STATED EXERCISE = Quote all of the data that follows exactly as written, skipping the images.

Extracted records

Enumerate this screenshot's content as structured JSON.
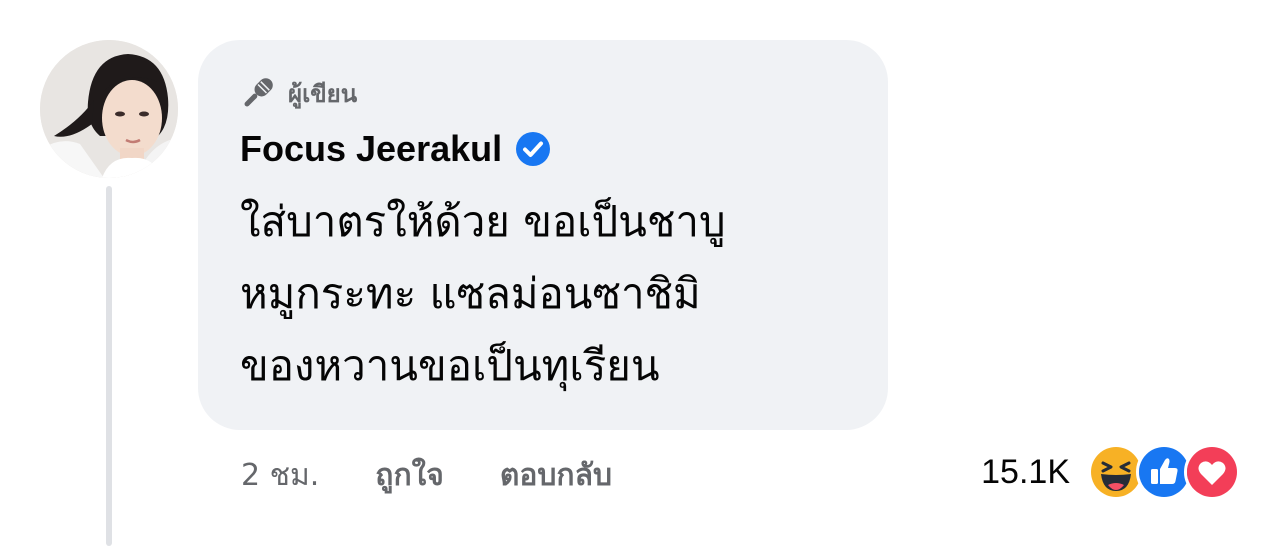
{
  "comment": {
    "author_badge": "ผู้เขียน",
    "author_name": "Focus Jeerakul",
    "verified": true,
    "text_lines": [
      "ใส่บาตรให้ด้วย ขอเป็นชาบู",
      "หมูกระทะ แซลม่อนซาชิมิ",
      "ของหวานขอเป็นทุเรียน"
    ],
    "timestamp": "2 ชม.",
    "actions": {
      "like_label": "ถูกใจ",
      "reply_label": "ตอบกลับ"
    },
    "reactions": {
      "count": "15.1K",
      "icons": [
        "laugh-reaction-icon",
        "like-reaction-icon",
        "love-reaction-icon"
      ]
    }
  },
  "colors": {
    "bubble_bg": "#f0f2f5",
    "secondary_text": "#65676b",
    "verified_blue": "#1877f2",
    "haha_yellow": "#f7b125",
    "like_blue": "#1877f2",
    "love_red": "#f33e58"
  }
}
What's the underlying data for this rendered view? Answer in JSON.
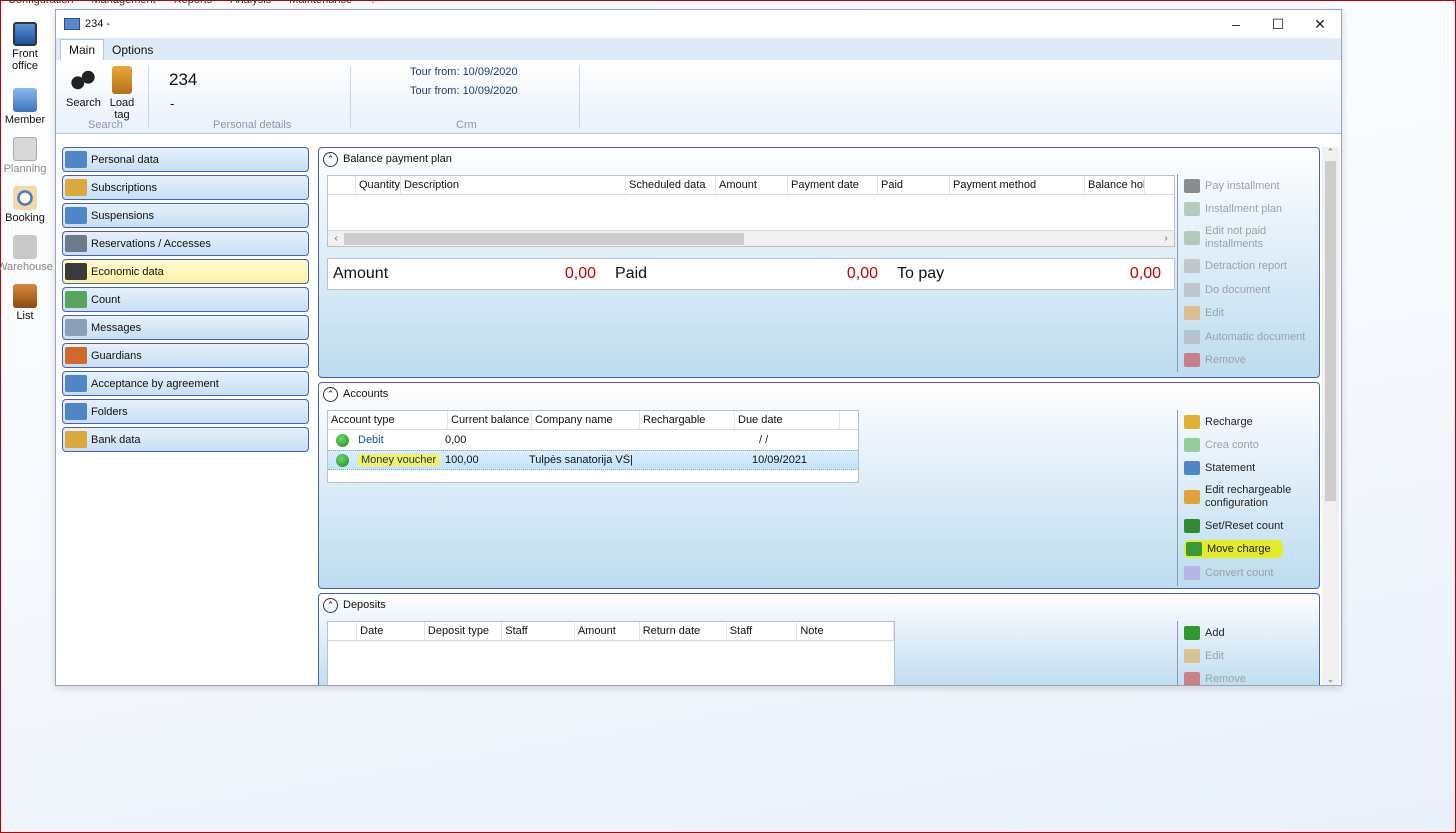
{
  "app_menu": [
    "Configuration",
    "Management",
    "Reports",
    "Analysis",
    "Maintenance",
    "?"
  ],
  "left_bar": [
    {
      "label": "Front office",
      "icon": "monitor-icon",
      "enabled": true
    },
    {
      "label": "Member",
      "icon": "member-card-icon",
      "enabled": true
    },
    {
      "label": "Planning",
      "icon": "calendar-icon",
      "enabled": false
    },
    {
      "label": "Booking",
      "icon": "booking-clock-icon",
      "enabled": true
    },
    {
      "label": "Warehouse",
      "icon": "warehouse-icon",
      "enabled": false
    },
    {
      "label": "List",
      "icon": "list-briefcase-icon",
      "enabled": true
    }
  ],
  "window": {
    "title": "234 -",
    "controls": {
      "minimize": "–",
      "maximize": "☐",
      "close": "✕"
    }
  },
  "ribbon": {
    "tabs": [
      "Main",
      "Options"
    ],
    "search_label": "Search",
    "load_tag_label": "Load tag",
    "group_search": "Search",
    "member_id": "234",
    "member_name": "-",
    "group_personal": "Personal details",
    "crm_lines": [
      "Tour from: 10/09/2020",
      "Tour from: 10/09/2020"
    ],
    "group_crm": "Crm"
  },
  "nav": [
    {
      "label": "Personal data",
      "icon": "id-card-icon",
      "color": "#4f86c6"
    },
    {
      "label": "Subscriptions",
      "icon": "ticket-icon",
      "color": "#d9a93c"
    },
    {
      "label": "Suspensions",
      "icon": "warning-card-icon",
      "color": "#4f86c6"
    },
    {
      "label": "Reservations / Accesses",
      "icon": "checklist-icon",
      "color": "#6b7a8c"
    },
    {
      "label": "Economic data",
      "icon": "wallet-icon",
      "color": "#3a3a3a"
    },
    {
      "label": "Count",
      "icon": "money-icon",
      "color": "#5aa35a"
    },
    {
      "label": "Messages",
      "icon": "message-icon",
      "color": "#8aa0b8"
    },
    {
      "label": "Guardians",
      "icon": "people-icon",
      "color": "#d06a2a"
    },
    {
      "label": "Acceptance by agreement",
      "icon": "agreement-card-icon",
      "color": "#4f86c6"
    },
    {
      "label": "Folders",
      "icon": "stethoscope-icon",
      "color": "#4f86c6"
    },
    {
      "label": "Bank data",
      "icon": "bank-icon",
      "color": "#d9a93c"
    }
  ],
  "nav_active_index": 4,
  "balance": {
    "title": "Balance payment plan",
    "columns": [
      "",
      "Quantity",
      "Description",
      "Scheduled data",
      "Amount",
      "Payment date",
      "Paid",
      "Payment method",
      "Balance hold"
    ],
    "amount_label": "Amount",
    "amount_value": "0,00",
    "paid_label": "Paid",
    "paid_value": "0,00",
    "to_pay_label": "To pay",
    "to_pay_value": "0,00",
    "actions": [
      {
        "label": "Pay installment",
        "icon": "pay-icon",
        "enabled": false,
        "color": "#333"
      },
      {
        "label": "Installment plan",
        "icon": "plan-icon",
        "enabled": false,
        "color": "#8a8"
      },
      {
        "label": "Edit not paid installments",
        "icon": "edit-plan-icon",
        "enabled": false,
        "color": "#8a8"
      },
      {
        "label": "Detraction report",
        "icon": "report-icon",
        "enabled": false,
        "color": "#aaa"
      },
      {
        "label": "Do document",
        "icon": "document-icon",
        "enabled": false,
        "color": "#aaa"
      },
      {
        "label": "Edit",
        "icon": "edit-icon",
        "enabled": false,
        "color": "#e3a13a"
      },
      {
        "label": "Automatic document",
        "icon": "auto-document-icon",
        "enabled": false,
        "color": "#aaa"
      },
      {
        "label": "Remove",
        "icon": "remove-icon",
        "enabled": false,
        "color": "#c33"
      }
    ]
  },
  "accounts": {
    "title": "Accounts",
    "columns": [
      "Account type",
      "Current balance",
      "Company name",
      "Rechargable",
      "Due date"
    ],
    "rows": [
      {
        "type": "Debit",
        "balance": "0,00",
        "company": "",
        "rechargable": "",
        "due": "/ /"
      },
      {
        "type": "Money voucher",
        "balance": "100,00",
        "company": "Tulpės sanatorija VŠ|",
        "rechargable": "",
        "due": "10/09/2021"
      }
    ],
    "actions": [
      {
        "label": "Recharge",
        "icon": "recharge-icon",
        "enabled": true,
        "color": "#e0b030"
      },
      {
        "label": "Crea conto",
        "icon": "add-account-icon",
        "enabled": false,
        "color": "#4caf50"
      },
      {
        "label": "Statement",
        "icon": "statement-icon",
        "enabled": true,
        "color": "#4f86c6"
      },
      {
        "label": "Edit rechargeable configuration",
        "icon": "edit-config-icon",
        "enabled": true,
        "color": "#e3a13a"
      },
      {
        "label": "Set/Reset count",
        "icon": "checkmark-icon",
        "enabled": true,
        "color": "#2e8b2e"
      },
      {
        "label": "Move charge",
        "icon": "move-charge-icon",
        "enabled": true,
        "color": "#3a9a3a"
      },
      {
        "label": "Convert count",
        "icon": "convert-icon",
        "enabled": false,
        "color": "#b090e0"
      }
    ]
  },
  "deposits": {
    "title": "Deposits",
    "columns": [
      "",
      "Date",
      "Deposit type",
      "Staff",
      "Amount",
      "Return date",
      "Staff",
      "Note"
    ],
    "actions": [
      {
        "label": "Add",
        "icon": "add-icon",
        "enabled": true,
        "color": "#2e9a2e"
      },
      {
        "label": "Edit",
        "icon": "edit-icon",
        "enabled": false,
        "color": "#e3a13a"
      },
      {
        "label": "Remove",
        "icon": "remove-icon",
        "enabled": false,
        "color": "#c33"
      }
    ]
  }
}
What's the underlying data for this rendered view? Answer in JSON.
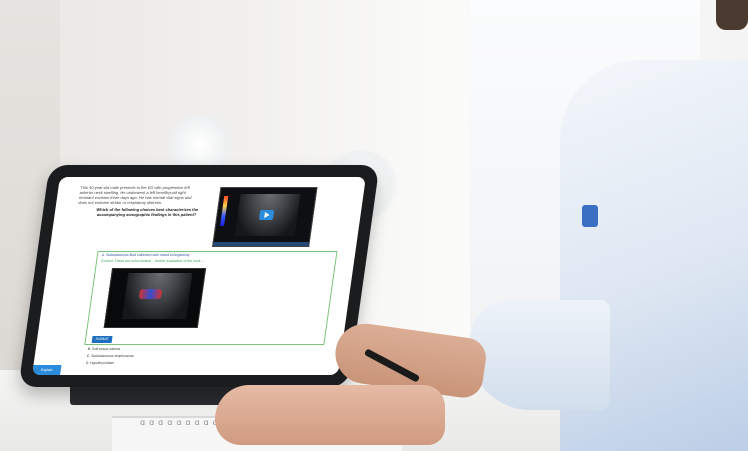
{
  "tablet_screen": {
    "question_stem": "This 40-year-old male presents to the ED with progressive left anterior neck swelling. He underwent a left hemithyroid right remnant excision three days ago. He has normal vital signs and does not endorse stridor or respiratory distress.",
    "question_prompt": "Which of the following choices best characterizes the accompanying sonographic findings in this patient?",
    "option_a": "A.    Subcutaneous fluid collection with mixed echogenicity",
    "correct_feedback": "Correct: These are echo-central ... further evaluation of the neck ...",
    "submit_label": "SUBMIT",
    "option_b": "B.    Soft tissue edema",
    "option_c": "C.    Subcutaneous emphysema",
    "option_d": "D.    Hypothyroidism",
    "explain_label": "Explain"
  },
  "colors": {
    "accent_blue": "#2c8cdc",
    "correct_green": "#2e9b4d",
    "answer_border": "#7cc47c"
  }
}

CORRECT ANSWER =
Enumerate this screenshot's content as structured JSON.
{
  "comment": {
    "author_badge": "ผู้เขียน",
    "author_name": "Focus Jeerakul",
    "verified": true,
    "text_lines": [
      "ใส่บาตรให้ด้วย ขอเป็นชาบู",
      "หมูกระทะ แซลม่อนซาชิมิ",
      "ของหวานขอเป็นทุเรียน"
    ],
    "timestamp": "2 ชม.",
    "actions": {
      "like_label": "ถูกใจ",
      "reply_label": "ตอบกลับ"
    },
    "reactions": {
      "count": "15.1K",
      "icons": [
        "laugh-reaction-icon",
        "like-reaction-icon",
        "love-reaction-icon"
      ]
    }
  },
  "colors": {
    "bubble_bg": "#f0f2f5",
    "secondary_text": "#65676b",
    "verified_blue": "#1877f2",
    "haha_yellow": "#f7b125",
    "like_blue": "#1877f2",
    "love_red": "#f33e58"
  }
}
What's the underlying data for this rendered view? Answer in JSON.
{
  "app_menu": [
    "Configuration",
    "Management",
    "Reports",
    "Analysis",
    "Maintenance",
    "?"
  ],
  "left_bar": [
    {
      "label": "Front office",
      "icon": "monitor-icon",
      "enabled": true
    },
    {
      "label": "Member",
      "icon": "member-card-icon",
      "enabled": true
    },
    {
      "label": "Planning",
      "icon": "calendar-icon",
      "enabled": false
    },
    {
      "label": "Booking",
      "icon": "booking-clock-icon",
      "enabled": true
    },
    {
      "label": "Warehouse",
      "icon": "warehouse-icon",
      "enabled": false
    },
    {
      "label": "List",
      "icon": "list-briefcase-icon",
      "enabled": true
    }
  ],
  "window": {
    "title": "234 -",
    "controls": {
      "minimize": "–",
      "maximize": "☐",
      "close": "✕"
    }
  },
  "ribbon": {
    "tabs": [
      "Main",
      "Options"
    ],
    "search_label": "Search",
    "load_tag_label": "Load tag",
    "group_search": "Search",
    "member_id": "234",
    "member_name": "-",
    "group_personal": "Personal details",
    "crm_lines": [
      "Tour from: 10/09/2020",
      "Tour from: 10/09/2020"
    ],
    "group_crm": "Crm"
  },
  "nav": [
    {
      "label": "Personal data",
      "icon": "id-card-icon",
      "color": "#4f86c6"
    },
    {
      "label": "Subscriptions",
      "icon": "ticket-icon",
      "color": "#d9a93c"
    },
    {
      "label": "Suspensions",
      "icon": "warning-card-icon",
      "color": "#4f86c6"
    },
    {
      "label": "Reservations / Accesses",
      "icon": "checklist-icon",
      "color": "#6b7a8c"
    },
    {
      "label": "Economic data",
      "icon": "wallet-icon",
      "color": "#3a3a3a"
    },
    {
      "label": "Count",
      "icon": "money-icon",
      "color": "#5aa35a"
    },
    {
      "label": "Messages",
      "icon": "message-icon",
      "color": "#8aa0b8"
    },
    {
      "label": "Guardians",
      "icon": "people-icon",
      "color": "#d06a2a"
    },
    {
      "label": "Acceptance by agreement",
      "icon": "agreement-card-icon",
      "color": "#4f86c6"
    },
    {
      "label": "Folders",
      "icon": "stethoscope-icon",
      "color": "#4f86c6"
    },
    {
      "label": "Bank data",
      "icon": "bank-icon",
      "color": "#d9a93c"
    }
  ],
  "nav_active_index": 4,
  "balance": {
    "title": "Balance payment plan",
    "columns": [
      "",
      "Quantity",
      "Description",
      "Scheduled data",
      "Amount",
      "Payment date",
      "Paid",
      "Payment method",
      "Balance hold"
    ],
    "amount_label": "Amount",
    "amount_value": "0,00",
    "paid_label": "Paid",
    "paid_value": "0,00",
    "to_pay_label": "To pay",
    "to_pay_value": "0,00",
    "actions": [
      {
        "label": "Pay installment",
        "icon": "pay-icon",
        "enabled": false,
        "color": "#333"
      },
      {
        "label": "Installment plan",
        "icon": "plan-icon",
        "enabled": false,
        "color": "#8a8"
      },
      {
        "label": "Edit not paid installments",
        "icon": "edit-plan-icon",
        "enabled": false,
        "color": "#8a8"
      },
      {
        "label": "Detraction report",
        "icon": "report-icon",
        "enabled": false,
        "color": "#aaa"
      },
      {
        "label": "Do document",
        "icon": "document-icon",
        "enabled": false,
        "color": "#aaa"
      },
      {
        "label": "Edit",
        "icon": "edit-icon",
        "enabled": false,
        "color": "#e3a13a"
      },
      {
        "label": "Automatic document",
        "icon": "auto-document-icon",
        "enabled": false,
        "color": "#aaa"
      },
      {
        "label": "Remove",
        "icon": "remove-icon",
        "enabled": false,
        "color": "#c33"
      }
    ]
  },
  "accounts": {
    "title": "Accounts",
    "columns": [
      "Account type",
      "Current balance",
      "Company name",
      "Rechargable",
      "Due date"
    ],
    "rows": [
      {
        "type": "Debit",
        "balance": "0,00",
        "company": "",
        "rechargable": "",
        "due": "/ /"
      },
      {
        "type": "Money voucher",
        "balance": "100,00",
        "company": "Tulpės sanatorija VŠ|",
        "rechargable": "",
        "due": "10/09/2021"
      }
    ],
    "actions": [
      {
        "label": "Recharge",
        "icon": "recharge-icon",
        "enabled": true,
        "color": "#e0b030"
      },
      {
        "label": "Crea conto",
        "icon": "add-account-icon",
        "enabled": false,
        "color": "#4caf50"
      },
      {
        "label": "Statement",
        "icon": "statement-icon",
        "enabled": true,
        "color": "#4f86c6"
      },
      {
        "label": "Edit rechargeable configuration",
        "icon": "edit-config-icon",
        "enabled": true,
        "color": "#e3a13a"
      },
      {
        "label": "Set/Reset count",
        "icon": "checkmark-icon",
        "enabled": true,
        "color": "#2e8b2e"
      },
      {
        "label": "Move charge",
        "icon": "move-charge-icon",
        "enabled": true,
        "color": "#3a9a3a"
      },
      {
        "label": "Convert count",
        "icon": "convert-icon",
        "enabled": false,
        "color": "#b090e0"
      }
    ]
  },
  "deposits": {
    "title": "Deposits",
    "columns": [
      "",
      "Date",
      "Deposit type",
      "Staff",
      "Amount",
      "Return date",
      "Staff",
      "Note"
    ],
    "actions": [
      {
        "label": "Add",
        "icon": "add-icon",
        "enabled": true,
        "color": "#2e9a2e"
      },
      {
        "label": "Edit",
        "icon": "edit-icon",
        "enabled": false,
        "color": "#e3a13a"
      },
      {
        "label": "Remove",
        "icon": "remove-icon",
        "enabled": false,
        "color": "#c33"
      }
    ]
  }
}
What's the underlying data for this rendered view? Answer in JSON.
{
  "tablet_screen": {
    "question_stem": "This 40-year-old male presents to the ED with progressive left anterior neck swelling. He underwent a left hemithyroid right remnant excision three days ago. He has normal vital signs and does not endorse stridor or respiratory distress.",
    "question_prompt": "Which of the following choices best characterizes the accompanying sonographic findings in this patient?",
    "option_a": "A.    Subcutaneous fluid collection with mixed echogenicity",
    "correct_feedback": "Correct: These are echo-central ... further evaluation of the neck ...",
    "submit_label": "SUBMIT",
    "option_b": "B.    Soft tissue edema",
    "option_c": "C.    Subcutaneous emphysema",
    "option_d": "D.    Hypothyroidism",
    "explain_label": "Explain"
  },
  "colors": {
    "accent_blue": "#2c8cdc",
    "correct_green": "#2e9b4d",
    "answer_border": "#7cc47c"
  }
}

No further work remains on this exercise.